═════ GIVEN RECORDS ═════

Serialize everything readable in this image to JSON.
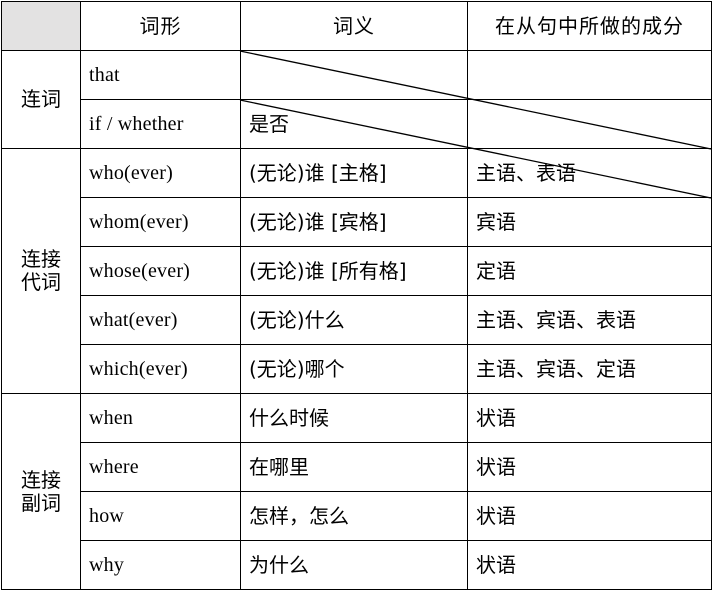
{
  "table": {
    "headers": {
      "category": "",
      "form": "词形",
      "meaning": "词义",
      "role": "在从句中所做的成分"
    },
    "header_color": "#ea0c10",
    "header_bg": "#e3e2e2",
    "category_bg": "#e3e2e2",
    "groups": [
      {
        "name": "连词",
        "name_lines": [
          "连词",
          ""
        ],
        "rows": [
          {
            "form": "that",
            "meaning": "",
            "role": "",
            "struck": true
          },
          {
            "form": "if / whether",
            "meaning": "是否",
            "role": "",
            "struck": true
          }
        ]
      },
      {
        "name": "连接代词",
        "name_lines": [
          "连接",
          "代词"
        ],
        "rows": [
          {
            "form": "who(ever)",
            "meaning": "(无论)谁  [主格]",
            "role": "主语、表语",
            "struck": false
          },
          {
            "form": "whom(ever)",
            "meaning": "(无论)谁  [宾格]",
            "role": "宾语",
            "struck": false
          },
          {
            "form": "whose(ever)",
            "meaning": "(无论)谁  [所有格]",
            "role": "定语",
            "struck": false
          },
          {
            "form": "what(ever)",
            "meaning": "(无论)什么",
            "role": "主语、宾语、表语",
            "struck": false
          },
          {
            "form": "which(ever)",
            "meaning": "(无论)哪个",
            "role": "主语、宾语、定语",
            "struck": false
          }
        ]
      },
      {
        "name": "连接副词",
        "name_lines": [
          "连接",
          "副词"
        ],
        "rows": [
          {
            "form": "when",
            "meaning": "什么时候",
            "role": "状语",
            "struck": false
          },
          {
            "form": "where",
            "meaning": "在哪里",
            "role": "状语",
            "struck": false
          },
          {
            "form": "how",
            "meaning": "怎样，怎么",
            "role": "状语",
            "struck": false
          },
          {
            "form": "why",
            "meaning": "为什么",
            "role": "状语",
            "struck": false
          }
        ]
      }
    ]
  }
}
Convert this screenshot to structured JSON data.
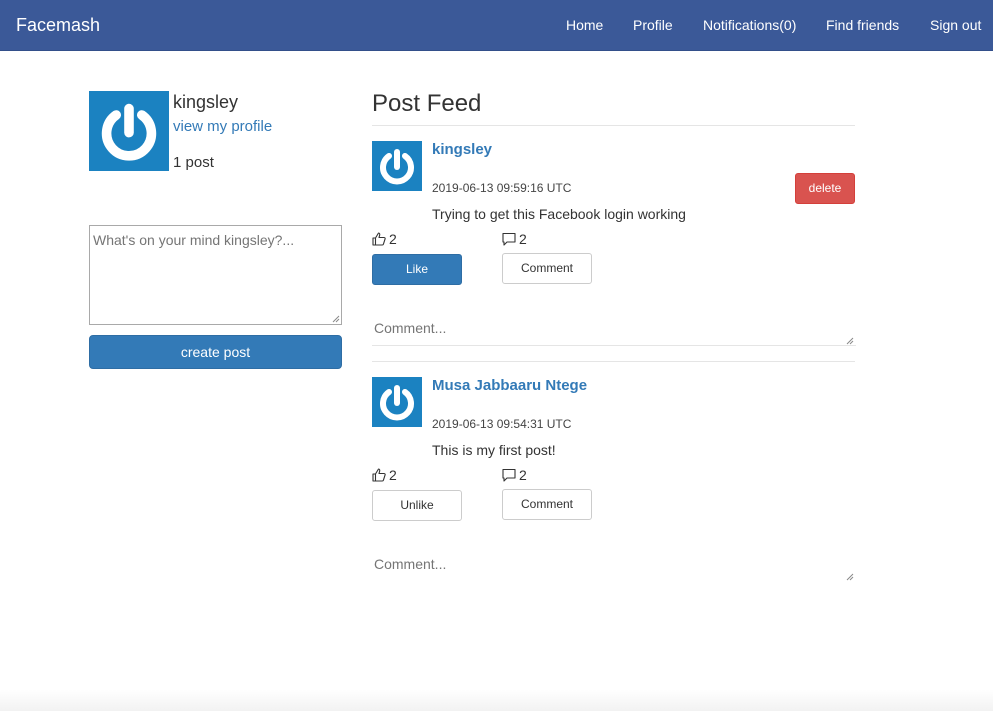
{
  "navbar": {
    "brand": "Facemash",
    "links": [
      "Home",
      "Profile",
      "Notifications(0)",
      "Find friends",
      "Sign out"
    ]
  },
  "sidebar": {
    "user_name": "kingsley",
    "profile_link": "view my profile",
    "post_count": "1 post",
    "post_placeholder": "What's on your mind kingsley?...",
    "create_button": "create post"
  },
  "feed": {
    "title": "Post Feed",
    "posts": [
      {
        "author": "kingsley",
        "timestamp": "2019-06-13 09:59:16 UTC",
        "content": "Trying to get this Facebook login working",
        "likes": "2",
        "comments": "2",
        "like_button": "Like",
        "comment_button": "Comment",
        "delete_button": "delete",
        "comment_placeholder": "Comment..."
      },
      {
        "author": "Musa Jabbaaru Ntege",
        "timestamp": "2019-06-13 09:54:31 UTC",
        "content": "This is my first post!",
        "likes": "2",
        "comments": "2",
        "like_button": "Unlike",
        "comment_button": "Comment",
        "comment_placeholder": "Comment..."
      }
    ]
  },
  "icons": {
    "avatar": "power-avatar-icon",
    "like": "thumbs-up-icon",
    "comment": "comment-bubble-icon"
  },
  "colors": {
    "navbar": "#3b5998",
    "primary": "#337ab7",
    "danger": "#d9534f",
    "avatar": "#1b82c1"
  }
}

═════

#### AIM
Copy out all lines where the word "timestamp" appears.

#### SOLUTION FOR THIS TASK
        "timestamp": "2019-06-13 09:59:16 UTC",
        "timestamp": "2019-06-13 09:54:31 UTC",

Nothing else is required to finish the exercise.